§ Task to carry out
Report only the number of lines holding "houses".
☆ ☆ ☆ ☆ ☆
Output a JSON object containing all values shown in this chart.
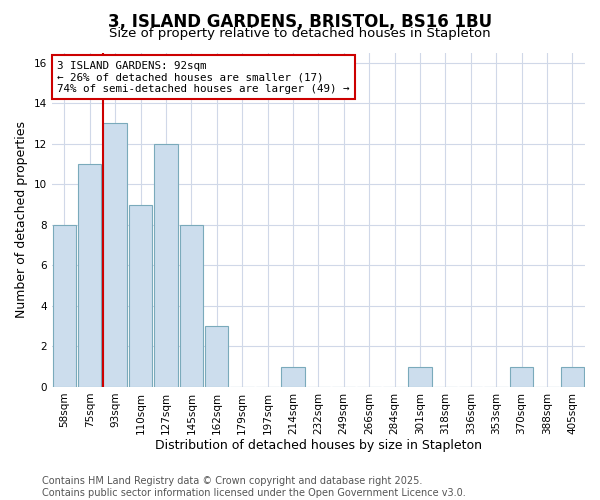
{
  "title": "3, ISLAND GARDENS, BRISTOL, BS16 1BU",
  "subtitle": "Size of property relative to detached houses in Stapleton",
  "xlabel": "Distribution of detached houses by size in Stapleton",
  "ylabel": "Number of detached properties",
  "categories": [
    "58sqm",
    "75sqm",
    "93sqm",
    "110sqm",
    "127sqm",
    "145sqm",
    "162sqm",
    "179sqm",
    "197sqm",
    "214sqm",
    "232sqm",
    "249sqm",
    "266sqm",
    "284sqm",
    "301sqm",
    "318sqm",
    "336sqm",
    "353sqm",
    "370sqm",
    "388sqm",
    "405sqm"
  ],
  "values": [
    8,
    11,
    13,
    9,
    12,
    8,
    3,
    0,
    0,
    1,
    0,
    0,
    0,
    0,
    1,
    0,
    0,
    0,
    1,
    0,
    1
  ],
  "bar_color": "#ccdded",
  "bar_edge_color": "#7aaabb",
  "property_line_idx": 2,
  "property_label": "3 ISLAND GARDENS: 92sqm",
  "annotation_line2": "← 26% of detached houses are smaller (17)",
  "annotation_line3": "74% of semi-detached houses are larger (49) →",
  "annotation_box_color": "#cc0000",
  "ylim": [
    0,
    16.5
  ],
  "yticks": [
    0,
    2,
    4,
    6,
    8,
    10,
    12,
    14,
    16
  ],
  "footer_line1": "Contains HM Land Registry data © Crown copyright and database right 2025.",
  "footer_line2": "Contains public sector information licensed under the Open Government Licence v3.0.",
  "bg_color": "#ffffff",
  "plot_bg_color": "#ffffff",
  "grid_color": "#d0d8e8",
  "title_fontsize": 12,
  "subtitle_fontsize": 9.5,
  "axis_label_fontsize": 9,
  "tick_fontsize": 7.5,
  "footer_fontsize": 7
}
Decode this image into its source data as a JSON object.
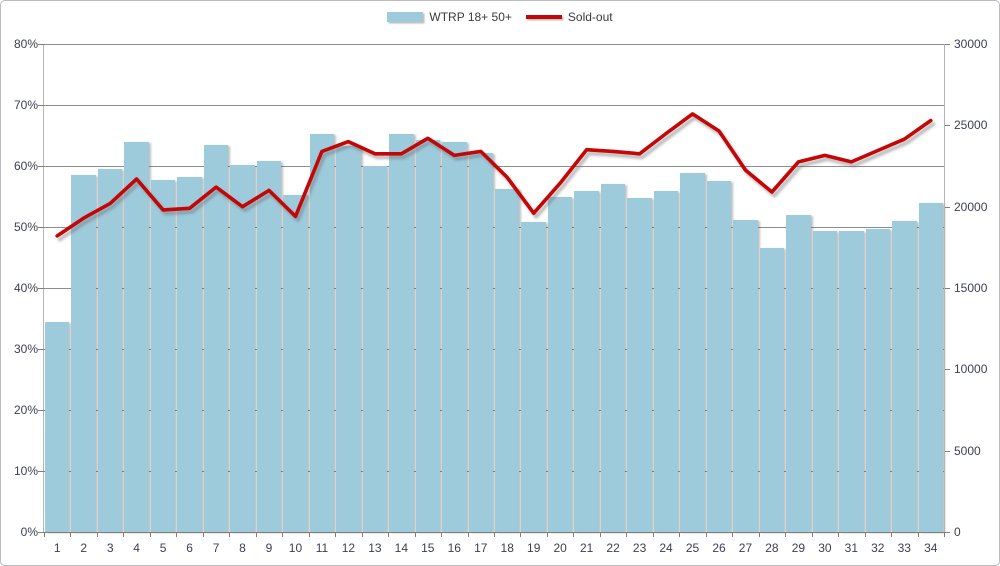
{
  "chart_data": {
    "type": "combo",
    "title": "",
    "grid": true,
    "legend_position": "top-center",
    "categories": [
      "1",
      "2",
      "3",
      "4",
      "5",
      "6",
      "7",
      "8",
      "9",
      "10",
      "11",
      "12",
      "13",
      "14",
      "15",
      "16",
      "17",
      "18",
      "19",
      "20",
      "21",
      "22",
      "23",
      "24",
      "25",
      "26",
      "27",
      "28",
      "29",
      "30",
      "31",
      "32",
      "33",
      "34"
    ],
    "series": [
      {
        "name": "WTRP 18+ 50+",
        "type": "bar",
        "axis": "left",
        "color": "#9dcbdc",
        "values": [
          34.5,
          58.5,
          59.5,
          64.0,
          57.7,
          58.2,
          63.4,
          60.2,
          60.9,
          55.3,
          65.2,
          63.3,
          60.0,
          65.3,
          64.2,
          64.0,
          62.1,
          56.3,
          50.8,
          54.9,
          55.9,
          57.1,
          54.8,
          55.9,
          58.9,
          57.5,
          51.1,
          46.6,
          51.9,
          49.3,
          49.3,
          49.7,
          51.0,
          54.0
        ]
      },
      {
        "name": "Sold-out",
        "type": "line",
        "axis": "right",
        "color": "#c40606",
        "values": [
          18200,
          19300,
          20200,
          21700,
          19800,
          19900,
          21200,
          20000,
          21000,
          19400,
          23400,
          24000,
          23250,
          23250,
          24200,
          23150,
          23400,
          21800,
          19600,
          21450,
          23500,
          23400,
          23250,
          24500,
          25700,
          24650,
          22250,
          20900,
          22750,
          23150,
          22750,
          23450,
          24150,
          25300
        ]
      }
    ],
    "left_axis": {
      "min": 0,
      "max": 80,
      "step": 10,
      "format": "percent",
      "labels": [
        "0%",
        "10%",
        "20%",
        "30%",
        "40%",
        "50%",
        "60%",
        "70%",
        "80%"
      ]
    },
    "right_axis": {
      "min": 0,
      "max": 30000,
      "step": 5000,
      "labels": [
        "0",
        "5000",
        "10000",
        "15000",
        "20000",
        "25000",
        "30000"
      ]
    }
  },
  "colors": {
    "gridline": "#8d8d8d",
    "axis_line": "#b5b5b5",
    "axis_line_bottom": "#7f7f7f",
    "tick_label": "#3c3f55",
    "background": "#ffffff",
    "frame_border": "#b9bcc0"
  }
}
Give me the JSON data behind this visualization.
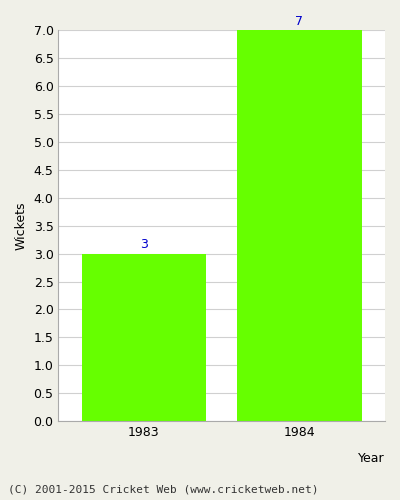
{
  "categories": [
    "1983",
    "1984"
  ],
  "values": [
    3,
    7
  ],
  "bar_color": "#66ff00",
  "bar_edgecolor": "#66ff00",
  "xlabel": "Year",
  "ylabel": "Wickets",
  "ylim": [
    0,
    7.0
  ],
  "yticks": [
    0.0,
    0.5,
    1.0,
    1.5,
    2.0,
    2.5,
    3.0,
    3.5,
    4.0,
    4.5,
    5.0,
    5.5,
    6.0,
    6.5,
    7.0
  ],
  "annotation_color": "#0000cc",
  "annotation_fontsize": 9,
  "axis_label_fontsize": 9,
  "tick_fontsize": 9,
  "footer_text": "(C) 2001-2015 Cricket Web (www.cricketweb.net)",
  "footer_fontsize": 8,
  "background_color": "#f0f0e8",
  "plot_bg_color": "#ffffff",
  "grid_color": "#d0d0d0",
  "bar_width": 0.8
}
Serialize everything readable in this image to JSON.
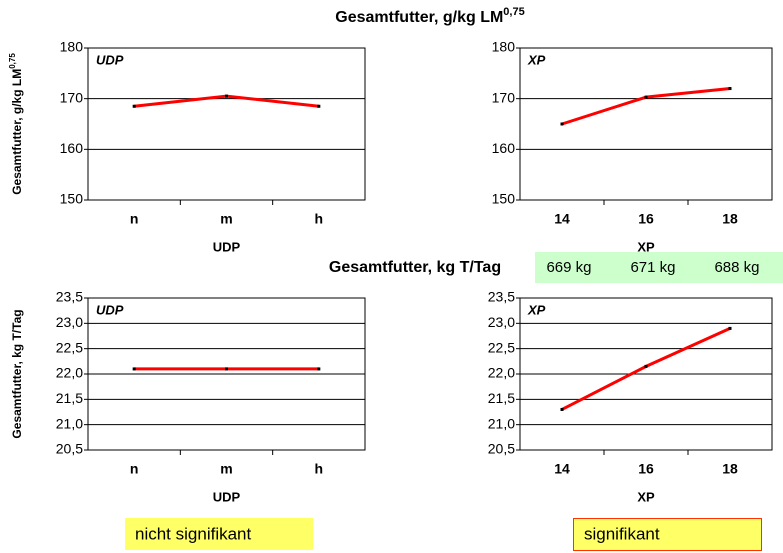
{
  "heading_top": "Gesamtfutter, g/kg LM",
  "heading_top_sup": "0,75",
  "heading_mid": "Gesamtfutter, kg T/Tag",
  "weights": [
    "669 kg",
    "671 kg",
    "688 kg"
  ],
  "note_left": "nicht signifikant",
  "note_right": "signifikant",
  "chart_data": [
    {
      "type": "line",
      "label": "UDP",
      "x_label": "UDP",
      "y_label": "Gesamtfutter, g/kg LM",
      "y_label_sup": "0,75",
      "categories": [
        "n",
        "m",
        "h"
      ],
      "color": "#ff0000",
      "values": [
        168.5,
        170.5,
        168.5
      ],
      "ylim": [
        150,
        180
      ],
      "yticks": [
        150,
        160,
        170,
        180
      ],
      "grid": true
    },
    {
      "type": "line",
      "label": "XP",
      "x_label": "XP",
      "categories": [
        "14",
        "16",
        "18"
      ],
      "color": "#ff0000",
      "values": [
        165,
        170.3,
        172
      ],
      "ylim": [
        150,
        180
      ],
      "yticks": [
        150,
        160,
        170,
        180
      ],
      "grid": true
    },
    {
      "type": "line",
      "label": "UDP",
      "x_label": "UDP",
      "y_label": "Gesamtfutter, kg T/Tag",
      "categories": [
        "n",
        "m",
        "h"
      ],
      "color": "#ff0000",
      "values": [
        22.1,
        22.1,
        22.1
      ],
      "ylim": [
        20.5,
        23.5
      ],
      "yticks": [
        {
          "value": 20.5,
          "label": "20,5"
        },
        {
          "value": 21,
          "label": "21,0"
        },
        {
          "value": 21.5,
          "label": "21,5"
        },
        {
          "value": 22,
          "label": "22,0"
        },
        {
          "value": 22.5,
          "label": "22,5"
        },
        {
          "value": 23,
          "label": "23,0"
        },
        {
          "value": 23.5,
          "label": "23,5"
        }
      ],
      "grid": true
    },
    {
      "type": "line",
      "label": "XP",
      "x_label": "XP",
      "categories": [
        "14",
        "16",
        "18"
      ],
      "color": "#ff0000",
      "values": [
        21.3,
        22.15,
        22.9
      ],
      "ylim": [
        20.5,
        23.5
      ],
      "yticks": [
        {
          "value": 20.5,
          "label": "20,5"
        },
        {
          "value": 21,
          "label": "21,0"
        },
        {
          "value": 21.5,
          "label": "21,5"
        },
        {
          "value": 22,
          "label": "22,0"
        },
        {
          "value": 22.5,
          "label": "22,5"
        },
        {
          "value": 23,
          "label": "23,0"
        },
        {
          "value": 23.5,
          "label": "23,5"
        }
      ],
      "grid": true
    }
  ]
}
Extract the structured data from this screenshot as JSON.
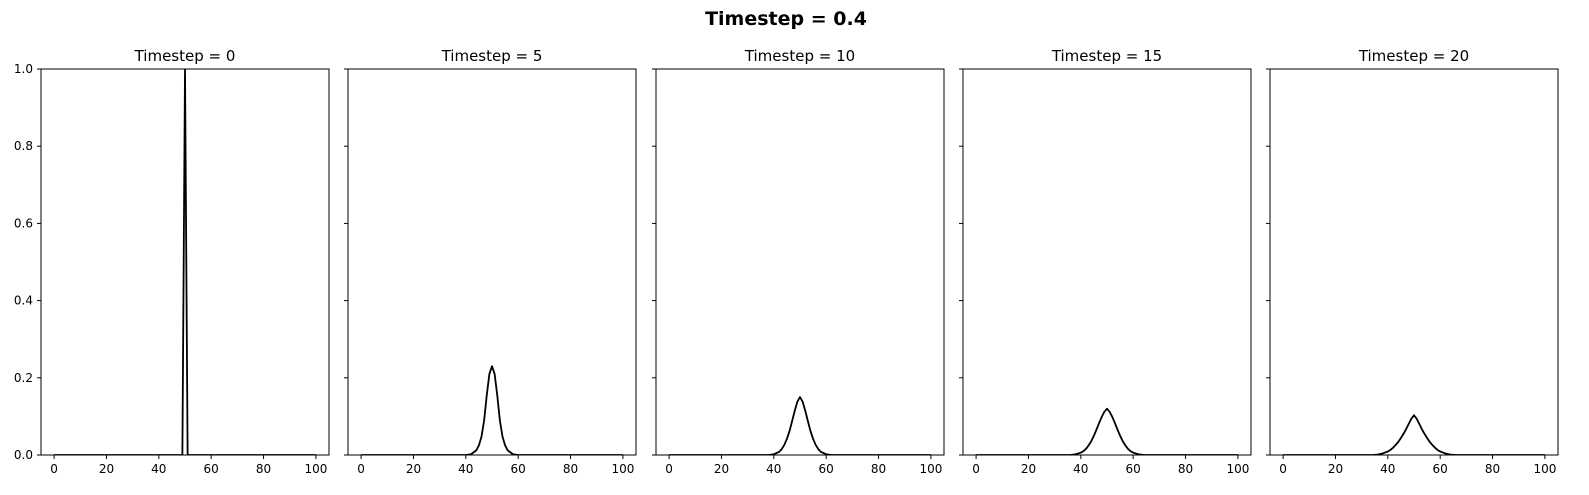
{
  "figure": {
    "suptitle": "Timestep = 0.4",
    "background": "#ffffff",
    "line_color": "#000000"
  },
  "chart_data": [
    {
      "type": "line",
      "title": "Timestep = 0",
      "xlim": [
        -5,
        105
      ],
      "ylim": [
        0,
        1
      ],
      "xticks": [
        0,
        20,
        40,
        60,
        80,
        100
      ],
      "yticks": [
        0.0,
        0.2,
        0.4,
        0.6,
        0.8,
        1.0
      ],
      "ytick_labels": [
        "0.0",
        "0.2",
        "0.4",
        "0.6",
        "0.8",
        "1.0"
      ],
      "grid": false,
      "series": [
        {
          "x": [
            0,
            49,
            50,
            51,
            100
          ],
          "y": [
            0,
            0,
            1.0,
            0,
            0
          ]
        }
      ]
    },
    {
      "type": "line",
      "title": "Timestep = 5",
      "xlim": [
        -5,
        105
      ],
      "ylim": [
        0,
        1
      ],
      "xticks": [
        0,
        20,
        40,
        60,
        80,
        100
      ],
      "yticks": [
        0.0,
        0.2,
        0.4,
        0.6,
        0.8,
        1.0
      ],
      "ytick_labels": [
        "",
        "",
        "",
        "",
        "",
        ""
      ],
      "grid": false,
      "series": [
        {
          "x": [
            0,
            40,
            42,
            44,
            45,
            46,
            47,
            48,
            49,
            50,
            51,
            52,
            53,
            54,
            55,
            56,
            58,
            60,
            100
          ],
          "y": [
            0,
            0.0,
            0.002,
            0.012,
            0.025,
            0.048,
            0.09,
            0.155,
            0.21,
            0.23,
            0.21,
            0.155,
            0.09,
            0.048,
            0.025,
            0.012,
            0.002,
            0.0,
            0
          ]
        }
      ]
    },
    {
      "type": "line",
      "title": "Timestep = 10",
      "xlim": [
        -5,
        105
      ],
      "ylim": [
        0,
        1
      ],
      "xticks": [
        0,
        20,
        40,
        60,
        80,
        100
      ],
      "yticks": [
        0.0,
        0.2,
        0.4,
        0.6,
        0.8,
        1.0
      ],
      "ytick_labels": [
        "",
        "",
        "",
        "",
        "",
        ""
      ],
      "grid": false,
      "series": [
        {
          "x": [
            0,
            38,
            40,
            42,
            43,
            44,
            45,
            46,
            47,
            48,
            49,
            50,
            51,
            52,
            53,
            54,
            55,
            56,
            57,
            58,
            60,
            62,
            100
          ],
          "y": [
            0,
            0.0,
            0.002,
            0.008,
            0.015,
            0.026,
            0.042,
            0.062,
            0.088,
            0.115,
            0.138,
            0.15,
            0.138,
            0.115,
            0.088,
            0.062,
            0.042,
            0.026,
            0.015,
            0.008,
            0.002,
            0.0,
            0
          ]
        }
      ]
    },
    {
      "type": "line",
      "title": "Timestep = 15",
      "xlim": [
        -5,
        105
      ],
      "ylim": [
        0,
        1
      ],
      "xticks": [
        0,
        20,
        40,
        60,
        80,
        100
      ],
      "yticks": [
        0.0,
        0.2,
        0.4,
        0.6,
        0.8,
        1.0
      ],
      "ytick_labels": [
        "",
        "",
        "",
        "",
        "",
        ""
      ],
      "grid": false,
      "series": [
        {
          "x": [
            0,
            36,
            38,
            40,
            41,
            42,
            43,
            44,
            45,
            46,
            47,
            48,
            49,
            50,
            51,
            52,
            53,
            54,
            55,
            56,
            57,
            58,
            59,
            60,
            62,
            64,
            100
          ],
          "y": [
            0,
            0.0,
            0.002,
            0.006,
            0.01,
            0.016,
            0.025,
            0.036,
            0.05,
            0.066,
            0.083,
            0.099,
            0.112,
            0.12,
            0.112,
            0.099,
            0.083,
            0.066,
            0.05,
            0.036,
            0.025,
            0.016,
            0.01,
            0.006,
            0.002,
            0.0,
            0
          ]
        }
      ]
    },
    {
      "type": "line",
      "title": "Timestep = 20",
      "xlim": [
        -5,
        105
      ],
      "ylim": [
        0,
        1
      ],
      "xticks": [
        0,
        20,
        40,
        60,
        80,
        100
      ],
      "yticks": [
        0.0,
        0.2,
        0.4,
        0.6,
        0.8,
        1.0
      ],
      "ytick_labels": [
        "",
        "",
        "",
        "",
        "",
        ""
      ],
      "grid": false,
      "series": [
        {
          "x": [
            0,
            34,
            36,
            38,
            40,
            41,
            42,
            43,
            44,
            45,
            46,
            47,
            48,
            49,
            50,
            51,
            52,
            53,
            54,
            55,
            56,
            57,
            58,
            59,
            60,
            62,
            64,
            66,
            100
          ],
          "y": [
            0,
            0.0,
            0.001,
            0.004,
            0.009,
            0.013,
            0.019,
            0.026,
            0.034,
            0.044,
            0.055,
            0.067,
            0.081,
            0.094,
            0.103,
            0.094,
            0.081,
            0.067,
            0.055,
            0.044,
            0.034,
            0.026,
            0.019,
            0.013,
            0.009,
            0.004,
            0.001,
            0.0,
            0
          ]
        }
      ]
    }
  ]
}
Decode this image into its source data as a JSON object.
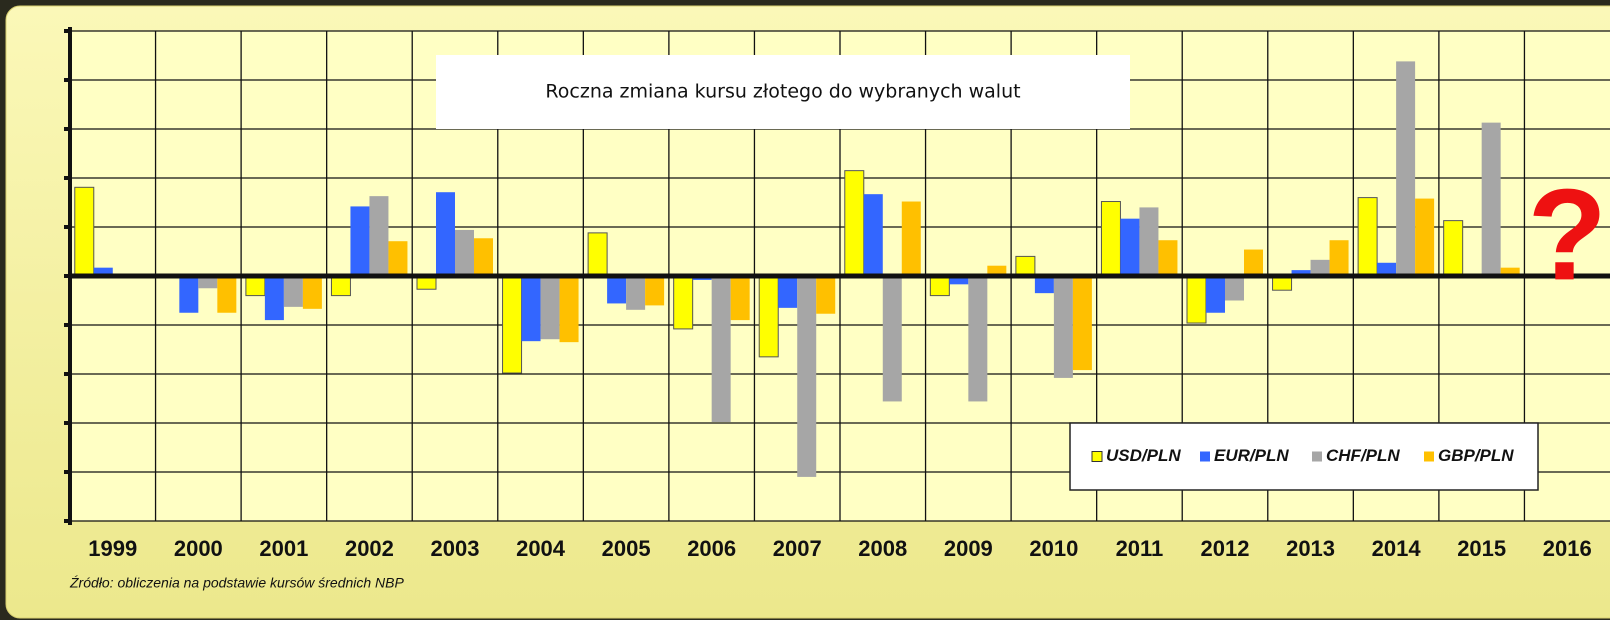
{
  "chart_data": {
    "type": "bar",
    "title": "Roczna zmiana kursu złotego do wybranych walut",
    "source": "Źródło: obliczenia na podstawie kursów średnich NBP",
    "annotation": "?",
    "categories": [
      "1999",
      "2000",
      "2001",
      "2002",
      "2003",
      "2004",
      "2005",
      "2006",
      "2007",
      "2008",
      "2009",
      "2010",
      "2011",
      "2012",
      "2013",
      "2014",
      "2015",
      "2016"
    ],
    "series": [
      {
        "name": "USD/PLN",
        "color": "#ffff00",
        "values": [
          18.1,
          null,
          -4,
          -4,
          -2.7,
          -19.8,
          8.8,
          -10.8,
          -16.5,
          21.5,
          -4,
          4,
          15.2,
          -9.6,
          -2.9,
          16,
          11.3,
          null
        ]
      },
      {
        "name": "EUR/PLN",
        "color": "#3366ff",
        "values": [
          1.7,
          -7.5,
          -9,
          14.2,
          17.1,
          -13.3,
          -5.6,
          -0.8,
          -6.5,
          16.7,
          -1.7,
          -3.5,
          11.7,
          -7.5,
          1.2,
          2.7,
          null,
          null
        ]
      },
      {
        "name": "CHF/PLN",
        "color": "#a6a6a6",
        "values": [
          null,
          -2.5,
          -6.3,
          16.3,
          9.4,
          -12.9,
          -6.9,
          -29.8,
          -41,
          -25.6,
          -25.6,
          -20.8,
          14,
          -5,
          3.3,
          43.8,
          31.3,
          null
        ]
      },
      {
        "name": "GBP/PLN",
        "color": "#ffc000",
        "values": [
          null,
          -7.5,
          -6.7,
          7.1,
          7.7,
          -13.5,
          -6,
          -9,
          -7.7,
          15.2,
          2.1,
          -19.2,
          7.3,
          5.4,
          7.3,
          15.8,
          1.7,
          null
        ]
      }
    ],
    "ylim": [
      -50,
      50
    ],
    "yticks": [
      -50,
      -40,
      -30,
      -20,
      -10,
      0,
      10,
      20,
      30,
      40,
      50
    ],
    "grid": true,
    "legend": "lower right"
  }
}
☆ ☆ ☆ ☆ ☆
§ Result for this exercise
4